Short problem :: Gather up the lines that contain "left".

Dataset excerpt:
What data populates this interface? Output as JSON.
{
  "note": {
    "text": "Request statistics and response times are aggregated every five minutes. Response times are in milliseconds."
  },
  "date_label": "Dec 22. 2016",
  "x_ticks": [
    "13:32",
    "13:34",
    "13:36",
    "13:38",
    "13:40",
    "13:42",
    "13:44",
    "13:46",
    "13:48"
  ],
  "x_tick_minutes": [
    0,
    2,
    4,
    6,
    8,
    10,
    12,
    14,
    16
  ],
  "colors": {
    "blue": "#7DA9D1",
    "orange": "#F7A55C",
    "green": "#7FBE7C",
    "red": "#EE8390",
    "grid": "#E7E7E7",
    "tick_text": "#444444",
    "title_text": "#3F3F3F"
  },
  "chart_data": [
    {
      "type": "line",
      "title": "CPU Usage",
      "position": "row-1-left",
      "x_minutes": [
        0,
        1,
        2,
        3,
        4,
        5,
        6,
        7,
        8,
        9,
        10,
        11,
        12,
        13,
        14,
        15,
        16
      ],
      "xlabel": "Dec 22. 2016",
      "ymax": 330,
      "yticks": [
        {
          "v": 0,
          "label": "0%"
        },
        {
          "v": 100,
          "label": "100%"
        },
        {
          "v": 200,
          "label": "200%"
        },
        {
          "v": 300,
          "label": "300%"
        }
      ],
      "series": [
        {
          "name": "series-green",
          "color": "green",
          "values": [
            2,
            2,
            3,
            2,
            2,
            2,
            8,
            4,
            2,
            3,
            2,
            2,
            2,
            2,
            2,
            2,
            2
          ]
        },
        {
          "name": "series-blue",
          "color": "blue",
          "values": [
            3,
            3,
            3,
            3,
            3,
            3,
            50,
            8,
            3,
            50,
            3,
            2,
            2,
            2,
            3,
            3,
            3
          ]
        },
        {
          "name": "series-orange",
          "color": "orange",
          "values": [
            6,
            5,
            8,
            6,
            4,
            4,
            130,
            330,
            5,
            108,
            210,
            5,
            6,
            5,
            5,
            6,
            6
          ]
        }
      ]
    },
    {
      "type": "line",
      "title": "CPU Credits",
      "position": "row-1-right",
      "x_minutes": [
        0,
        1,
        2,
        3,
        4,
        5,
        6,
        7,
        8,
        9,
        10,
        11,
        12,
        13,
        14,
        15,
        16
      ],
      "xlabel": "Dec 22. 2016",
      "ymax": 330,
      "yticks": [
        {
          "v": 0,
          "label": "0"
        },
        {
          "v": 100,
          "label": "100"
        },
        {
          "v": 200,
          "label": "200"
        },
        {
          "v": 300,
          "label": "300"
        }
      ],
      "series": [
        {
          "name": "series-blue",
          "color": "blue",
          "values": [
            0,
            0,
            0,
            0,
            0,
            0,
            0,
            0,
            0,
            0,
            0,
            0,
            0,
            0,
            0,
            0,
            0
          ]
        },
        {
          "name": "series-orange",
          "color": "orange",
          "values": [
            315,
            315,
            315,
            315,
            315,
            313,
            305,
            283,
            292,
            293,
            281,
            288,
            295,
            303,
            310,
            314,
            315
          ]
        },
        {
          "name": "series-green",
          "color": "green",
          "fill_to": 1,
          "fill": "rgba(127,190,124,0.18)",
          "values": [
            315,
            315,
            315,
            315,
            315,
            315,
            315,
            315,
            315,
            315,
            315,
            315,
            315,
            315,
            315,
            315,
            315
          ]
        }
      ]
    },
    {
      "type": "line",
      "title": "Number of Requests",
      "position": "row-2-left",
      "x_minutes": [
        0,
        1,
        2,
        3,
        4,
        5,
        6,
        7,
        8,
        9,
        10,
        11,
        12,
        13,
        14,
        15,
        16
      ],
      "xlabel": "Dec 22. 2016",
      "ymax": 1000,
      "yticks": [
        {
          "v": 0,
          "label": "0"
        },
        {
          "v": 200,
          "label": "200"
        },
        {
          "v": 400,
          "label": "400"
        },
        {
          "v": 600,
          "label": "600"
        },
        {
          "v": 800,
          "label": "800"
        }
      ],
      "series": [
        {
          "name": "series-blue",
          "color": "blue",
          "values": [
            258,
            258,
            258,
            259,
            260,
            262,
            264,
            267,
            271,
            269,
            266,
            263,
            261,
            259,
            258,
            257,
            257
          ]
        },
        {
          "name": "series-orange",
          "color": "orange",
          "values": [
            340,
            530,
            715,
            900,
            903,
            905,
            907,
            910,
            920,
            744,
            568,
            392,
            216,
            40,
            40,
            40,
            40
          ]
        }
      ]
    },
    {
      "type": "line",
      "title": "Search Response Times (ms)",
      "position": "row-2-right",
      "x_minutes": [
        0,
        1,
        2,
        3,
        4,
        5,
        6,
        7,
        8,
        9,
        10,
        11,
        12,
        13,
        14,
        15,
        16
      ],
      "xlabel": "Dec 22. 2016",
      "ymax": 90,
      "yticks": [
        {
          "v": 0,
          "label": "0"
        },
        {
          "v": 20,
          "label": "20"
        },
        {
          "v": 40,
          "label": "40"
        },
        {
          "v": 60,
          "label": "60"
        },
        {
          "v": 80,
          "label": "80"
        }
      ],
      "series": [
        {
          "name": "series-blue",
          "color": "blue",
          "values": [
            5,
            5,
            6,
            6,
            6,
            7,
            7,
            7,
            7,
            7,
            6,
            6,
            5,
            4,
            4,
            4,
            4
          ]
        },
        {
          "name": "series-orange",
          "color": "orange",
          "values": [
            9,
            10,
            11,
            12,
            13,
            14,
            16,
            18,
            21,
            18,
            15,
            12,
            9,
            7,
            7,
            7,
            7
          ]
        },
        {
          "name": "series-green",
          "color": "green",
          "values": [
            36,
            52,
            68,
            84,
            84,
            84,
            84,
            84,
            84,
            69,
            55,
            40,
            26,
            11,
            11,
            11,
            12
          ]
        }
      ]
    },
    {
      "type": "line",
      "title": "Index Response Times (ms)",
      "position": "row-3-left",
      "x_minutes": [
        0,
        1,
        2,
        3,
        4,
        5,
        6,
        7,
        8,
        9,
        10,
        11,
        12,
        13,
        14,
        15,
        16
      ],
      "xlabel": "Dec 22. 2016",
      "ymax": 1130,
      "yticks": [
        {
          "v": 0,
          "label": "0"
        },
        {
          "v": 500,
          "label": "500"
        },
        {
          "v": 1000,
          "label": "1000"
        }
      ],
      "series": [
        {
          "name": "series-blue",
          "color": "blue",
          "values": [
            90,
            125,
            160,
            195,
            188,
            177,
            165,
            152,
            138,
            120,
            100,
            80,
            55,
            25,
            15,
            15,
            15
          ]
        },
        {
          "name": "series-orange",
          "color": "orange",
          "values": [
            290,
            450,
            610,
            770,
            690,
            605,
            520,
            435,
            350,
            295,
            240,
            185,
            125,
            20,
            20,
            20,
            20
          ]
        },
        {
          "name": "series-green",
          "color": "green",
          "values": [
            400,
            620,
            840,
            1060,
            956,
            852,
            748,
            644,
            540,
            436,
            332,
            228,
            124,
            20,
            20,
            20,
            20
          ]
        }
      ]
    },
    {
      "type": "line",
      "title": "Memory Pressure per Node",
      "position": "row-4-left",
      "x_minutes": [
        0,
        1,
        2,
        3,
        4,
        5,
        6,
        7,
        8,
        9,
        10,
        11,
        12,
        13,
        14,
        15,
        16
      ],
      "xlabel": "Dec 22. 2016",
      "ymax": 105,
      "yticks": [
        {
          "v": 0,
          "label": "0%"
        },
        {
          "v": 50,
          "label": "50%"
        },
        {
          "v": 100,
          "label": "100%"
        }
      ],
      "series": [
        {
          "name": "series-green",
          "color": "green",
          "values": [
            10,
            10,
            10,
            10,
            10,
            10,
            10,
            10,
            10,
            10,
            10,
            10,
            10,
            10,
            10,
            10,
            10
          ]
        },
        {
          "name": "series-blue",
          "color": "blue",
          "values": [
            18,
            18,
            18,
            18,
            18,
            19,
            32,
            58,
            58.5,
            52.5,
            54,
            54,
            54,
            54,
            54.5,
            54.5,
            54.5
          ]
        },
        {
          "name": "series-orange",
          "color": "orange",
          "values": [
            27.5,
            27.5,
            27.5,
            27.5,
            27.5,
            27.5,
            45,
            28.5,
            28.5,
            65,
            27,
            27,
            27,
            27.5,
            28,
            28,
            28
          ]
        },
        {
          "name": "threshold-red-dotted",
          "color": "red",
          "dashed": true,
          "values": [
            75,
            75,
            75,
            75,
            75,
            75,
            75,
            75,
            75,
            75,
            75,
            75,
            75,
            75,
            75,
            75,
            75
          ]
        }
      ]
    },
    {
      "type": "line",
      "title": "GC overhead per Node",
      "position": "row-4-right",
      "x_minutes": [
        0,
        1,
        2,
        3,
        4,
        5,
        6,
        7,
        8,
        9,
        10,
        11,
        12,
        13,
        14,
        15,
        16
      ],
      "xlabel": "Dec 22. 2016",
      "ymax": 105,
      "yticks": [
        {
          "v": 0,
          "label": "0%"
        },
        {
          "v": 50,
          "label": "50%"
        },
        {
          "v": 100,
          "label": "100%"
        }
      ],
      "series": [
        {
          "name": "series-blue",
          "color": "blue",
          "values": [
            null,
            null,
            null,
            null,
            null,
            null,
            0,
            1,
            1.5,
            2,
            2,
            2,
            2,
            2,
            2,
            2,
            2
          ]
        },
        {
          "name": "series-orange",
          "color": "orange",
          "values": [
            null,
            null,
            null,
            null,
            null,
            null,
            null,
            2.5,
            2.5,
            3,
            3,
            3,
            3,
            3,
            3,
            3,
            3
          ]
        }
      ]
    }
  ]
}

Solution to this exercise ::
      "position": "row-1-left",
      "position": "row-2-left",
      "position": "row-3-left",
      "position": "row-4-left",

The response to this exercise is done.